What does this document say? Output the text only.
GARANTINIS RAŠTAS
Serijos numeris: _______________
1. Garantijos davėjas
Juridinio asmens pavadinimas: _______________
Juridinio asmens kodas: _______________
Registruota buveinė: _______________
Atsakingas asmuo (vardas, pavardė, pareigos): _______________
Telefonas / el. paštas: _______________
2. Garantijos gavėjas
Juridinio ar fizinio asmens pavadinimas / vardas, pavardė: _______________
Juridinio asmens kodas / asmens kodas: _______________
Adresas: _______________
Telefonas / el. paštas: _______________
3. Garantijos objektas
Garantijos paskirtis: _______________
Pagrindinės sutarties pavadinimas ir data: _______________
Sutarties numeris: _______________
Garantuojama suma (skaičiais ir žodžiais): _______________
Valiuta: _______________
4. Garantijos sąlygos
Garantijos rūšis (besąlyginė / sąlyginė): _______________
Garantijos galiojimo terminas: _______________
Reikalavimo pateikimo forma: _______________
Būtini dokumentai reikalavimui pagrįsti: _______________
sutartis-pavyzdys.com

*****

* _Work to be completed_:
Give the listing again, word for word.

* _Final answer_:
What does this document say? Output the text only.
GARANTINIS RAŠTAS
Serijos numeris: _______________
1. Garantijos davėjas
Juridinio asmens pavadinimas: _______________
Juridinio asmens kodas: _______________
Registruota buveinė: _______________
Atsakingas asmuo (vardas, pavardė, pareigos): _______________
Telefonas / el. paštas: _______________
2. Garantijos gavėjas
Juridinio ar fizinio asmens pavadinimas / vardas, pavardė: _______________
Juridinio asmens kodas / asmens kodas: _______________
Adresas: _______________
Telefonas / el. paštas: _______________
3. Garantijos objektas
Garantijos paskirtis: _______________
Pagrindinės sutarties pavadinimas ir data: _______________
Sutarties numeris: _______________
Garantuojama suma (skaičiais ir žodžiais): _______________
Valiuta: _______________
4. Garantijos sąlygos
Garantijos rūšis (besąlyginė / sąlyginė): _______________
Garantijos galiojimo terminas: _______________
Reikalavimo pateikimo forma: _______________
Būtini dokumentai reikalavimui pagrįsti: _______________
sutartis-pavyzdys.com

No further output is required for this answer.